Problem requirements
Reproduce all of the material exactly as shown.
________________________________________
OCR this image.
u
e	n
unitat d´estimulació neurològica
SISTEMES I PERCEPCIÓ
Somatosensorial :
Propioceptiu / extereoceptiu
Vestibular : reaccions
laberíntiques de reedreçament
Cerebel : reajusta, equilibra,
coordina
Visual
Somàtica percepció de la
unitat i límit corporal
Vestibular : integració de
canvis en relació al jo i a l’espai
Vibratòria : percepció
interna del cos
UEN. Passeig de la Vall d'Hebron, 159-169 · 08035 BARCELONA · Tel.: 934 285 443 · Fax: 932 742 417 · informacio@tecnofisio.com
________________________________________
Written response
OCR this image.
u
e	n
unitat d´estimulació neurològica
SISTEMES I PERCEPCIÓ
Somatosensorial :
Propioceptiu / extereoceptiu
Vestibular : reaccions
laberíntiques de reedreçament
Cerebel : reajusta, equilibra,
coordina
Visual
Somàtica percepció de la
unitat i límit corporal
Vestibular : integració de
canvis en relació al jo i a l’espai
Vibratòria : percepció
interna del cos
UEN. Passeig de la Vall d'Hebron, 159-169 · 08035 BARCELONA · Tel.: 934 285 443 · Fax: 932 742 417 · informacio@tecnofisio.com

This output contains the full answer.